* WORK REQUIRED:
Write out the entries again exactly as they are given.

··· DATA ENTRIES ···

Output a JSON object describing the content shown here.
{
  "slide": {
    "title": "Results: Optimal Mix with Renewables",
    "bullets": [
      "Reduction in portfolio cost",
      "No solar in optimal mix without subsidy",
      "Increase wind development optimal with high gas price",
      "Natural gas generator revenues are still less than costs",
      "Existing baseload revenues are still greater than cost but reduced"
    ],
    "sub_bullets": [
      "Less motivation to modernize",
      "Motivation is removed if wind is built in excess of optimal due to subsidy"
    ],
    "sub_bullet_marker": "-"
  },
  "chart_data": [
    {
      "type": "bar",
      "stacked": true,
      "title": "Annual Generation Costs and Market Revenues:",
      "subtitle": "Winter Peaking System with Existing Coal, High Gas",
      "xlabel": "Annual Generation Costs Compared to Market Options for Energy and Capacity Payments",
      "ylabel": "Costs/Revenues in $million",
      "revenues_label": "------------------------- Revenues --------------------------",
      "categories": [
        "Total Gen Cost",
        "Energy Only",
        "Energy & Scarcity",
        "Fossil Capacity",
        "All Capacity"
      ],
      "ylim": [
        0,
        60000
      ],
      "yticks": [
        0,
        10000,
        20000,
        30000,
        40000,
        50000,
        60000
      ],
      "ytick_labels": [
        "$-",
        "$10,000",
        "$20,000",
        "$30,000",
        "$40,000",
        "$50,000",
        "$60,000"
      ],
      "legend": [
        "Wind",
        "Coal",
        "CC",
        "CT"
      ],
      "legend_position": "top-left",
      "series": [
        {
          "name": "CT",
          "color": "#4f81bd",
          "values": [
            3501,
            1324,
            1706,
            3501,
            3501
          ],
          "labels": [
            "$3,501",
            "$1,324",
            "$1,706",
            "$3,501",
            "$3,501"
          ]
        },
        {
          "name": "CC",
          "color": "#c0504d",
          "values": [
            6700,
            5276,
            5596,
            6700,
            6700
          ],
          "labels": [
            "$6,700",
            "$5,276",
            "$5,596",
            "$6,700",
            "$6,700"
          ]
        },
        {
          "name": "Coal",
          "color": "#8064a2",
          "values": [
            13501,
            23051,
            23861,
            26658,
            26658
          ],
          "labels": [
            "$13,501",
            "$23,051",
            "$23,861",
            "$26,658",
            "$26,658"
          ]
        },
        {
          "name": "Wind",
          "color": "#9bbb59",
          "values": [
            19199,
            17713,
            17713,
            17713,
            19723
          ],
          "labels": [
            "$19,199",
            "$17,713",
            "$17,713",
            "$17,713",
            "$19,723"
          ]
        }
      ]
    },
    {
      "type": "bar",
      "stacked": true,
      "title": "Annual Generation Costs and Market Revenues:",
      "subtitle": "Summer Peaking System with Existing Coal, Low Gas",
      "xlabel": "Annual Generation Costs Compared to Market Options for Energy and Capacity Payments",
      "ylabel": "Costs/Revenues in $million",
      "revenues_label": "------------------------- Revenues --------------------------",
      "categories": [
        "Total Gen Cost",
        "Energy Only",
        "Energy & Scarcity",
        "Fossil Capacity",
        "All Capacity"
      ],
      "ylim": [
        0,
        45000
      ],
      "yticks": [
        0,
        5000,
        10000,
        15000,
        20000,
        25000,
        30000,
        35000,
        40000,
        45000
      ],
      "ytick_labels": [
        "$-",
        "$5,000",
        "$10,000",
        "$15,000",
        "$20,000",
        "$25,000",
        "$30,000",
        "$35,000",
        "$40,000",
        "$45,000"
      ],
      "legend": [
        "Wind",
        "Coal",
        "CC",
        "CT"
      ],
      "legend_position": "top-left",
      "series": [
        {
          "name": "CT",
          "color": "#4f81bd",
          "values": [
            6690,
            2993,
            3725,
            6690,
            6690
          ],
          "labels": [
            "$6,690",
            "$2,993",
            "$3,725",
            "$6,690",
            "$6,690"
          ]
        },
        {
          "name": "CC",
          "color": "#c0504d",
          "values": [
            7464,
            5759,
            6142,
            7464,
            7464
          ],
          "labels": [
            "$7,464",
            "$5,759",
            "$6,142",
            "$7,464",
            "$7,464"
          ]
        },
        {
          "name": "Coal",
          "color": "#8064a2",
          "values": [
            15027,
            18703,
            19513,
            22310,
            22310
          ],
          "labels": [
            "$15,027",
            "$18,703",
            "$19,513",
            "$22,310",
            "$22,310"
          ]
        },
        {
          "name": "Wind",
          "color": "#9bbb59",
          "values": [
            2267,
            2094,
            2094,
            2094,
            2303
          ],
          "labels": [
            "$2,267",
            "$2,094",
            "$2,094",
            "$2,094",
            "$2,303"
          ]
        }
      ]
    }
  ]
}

···

* TASK RESULT:
Output a JSON object describing the content shown here.
{
  "slide": {
    "title": "Results: Optimal Mix with Renewables",
    "bullets": [
      "Reduction in portfolio cost",
      "No solar in optimal mix without subsidy",
      "Increase wind development optimal with high gas price",
      "Natural gas generator revenues are still less than costs",
      "Existing baseload revenues are still greater than cost but reduced"
    ],
    "sub_bullets": [
      "Less motivation to modernize",
      "Motivation is removed if wind is built in excess of optimal due to subsidy"
    ],
    "sub_bullet_marker": "-"
  },
  "chart_data": [
    {
      "type": "bar",
      "stacked": true,
      "title": "Annual Generation Costs and Market Revenues:",
      "subtitle": "Winter Peaking System with Existing Coal, High Gas",
      "xlabel": "Annual Generation Costs Compared to Market Options for Energy and Capacity Payments",
      "ylabel": "Costs/Revenues in $million",
      "revenues_label": "------------------------- Revenues --------------------------",
      "categories": [
        "Total Gen Cost",
        "Energy Only",
        "Energy & Scarcity",
        "Fossil Capacity",
        "All Capacity"
      ],
      "ylim": [
        0,
        60000
      ],
      "yticks": [
        0,
        10000,
        20000,
        30000,
        40000,
        50000,
        60000
      ],
      "ytick_labels": [
        "$-",
        "$10,000",
        "$20,000",
        "$30,000",
        "$40,000",
        "$50,000",
        "$60,000"
      ],
      "legend": [
        "Wind",
        "Coal",
        "CC",
        "CT"
      ],
      "legend_position": "top-left",
      "series": [
        {
          "name": "CT",
          "color": "#4f81bd",
          "values": [
            3501,
            1324,
            1706,
            3501,
            3501
          ],
          "labels": [
            "$3,501",
            "$1,324",
            "$1,706",
            "$3,501",
            "$3,501"
          ]
        },
        {
          "name": "CC",
          "color": "#c0504d",
          "values": [
            6700,
            5276,
            5596,
            6700,
            6700
          ],
          "labels": [
            "$6,700",
            "$5,276",
            "$5,596",
            "$6,700",
            "$6,700"
          ]
        },
        {
          "name": "Coal",
          "color": "#8064a2",
          "values": [
            13501,
            23051,
            23861,
            26658,
            26658
          ],
          "labels": [
            "$13,501",
            "$23,051",
            "$23,861",
            "$26,658",
            "$26,658"
          ]
        },
        {
          "name": "Wind",
          "color": "#9bbb59",
          "values": [
            19199,
            17713,
            17713,
            17713,
            19723
          ],
          "labels": [
            "$19,199",
            "$17,713",
            "$17,713",
            "$17,713",
            "$19,723"
          ]
        }
      ]
    },
    {
      "type": "bar",
      "stacked": true,
      "title": "Annual Generation Costs and Market Revenues:",
      "subtitle": "Summer Peaking System with Existing Coal, Low Gas",
      "xlabel": "Annual Generation Costs Compared to Market Options for Energy and Capacity Payments",
      "ylabel": "Costs/Revenues in $million",
      "revenues_label": "------------------------- Revenues --------------------------",
      "categories": [
        "Total Gen Cost",
        "Energy Only",
        "Energy & Scarcity",
        "Fossil Capacity",
        "All Capacity"
      ],
      "ylim": [
        0,
        45000
      ],
      "yticks": [
        0,
        5000,
        10000,
        15000,
        20000,
        25000,
        30000,
        35000,
        40000,
        45000
      ],
      "ytick_labels": [
        "$-",
        "$5,000",
        "$10,000",
        "$15,000",
        "$20,000",
        "$25,000",
        "$30,000",
        "$35,000",
        "$40,000",
        "$45,000"
      ],
      "legend": [
        "Wind",
        "Coal",
        "CC",
        "CT"
      ],
      "legend_position": "top-left",
      "series": [
        {
          "name": "CT",
          "color": "#4f81bd",
          "values": [
            6690,
            2993,
            3725,
            6690,
            6690
          ],
          "labels": [
            "$6,690",
            "$2,993",
            "$3,725",
            "$6,690",
            "$6,690"
          ]
        },
        {
          "name": "CC",
          "color": "#c0504d",
          "values": [
            7464,
            5759,
            6142,
            7464,
            7464
          ],
          "labels": [
            "$7,464",
            "$5,759",
            "$6,142",
            "$7,464",
            "$7,464"
          ]
        },
        {
          "name": "Coal",
          "color": "#8064a2",
          "values": [
            15027,
            18703,
            19513,
            22310,
            22310
          ],
          "labels": [
            "$15,027",
            "$18,703",
            "$19,513",
            "$22,310",
            "$22,310"
          ]
        },
        {
          "name": "Wind",
          "color": "#9bbb59",
          "values": [
            2267,
            2094,
            2094,
            2094,
            2303
          ],
          "labels": [
            "$2,267",
            "$2,094",
            "$2,094",
            "$2,094",
            "$2,303"
          ]
        }
      ]
    }
  ]
}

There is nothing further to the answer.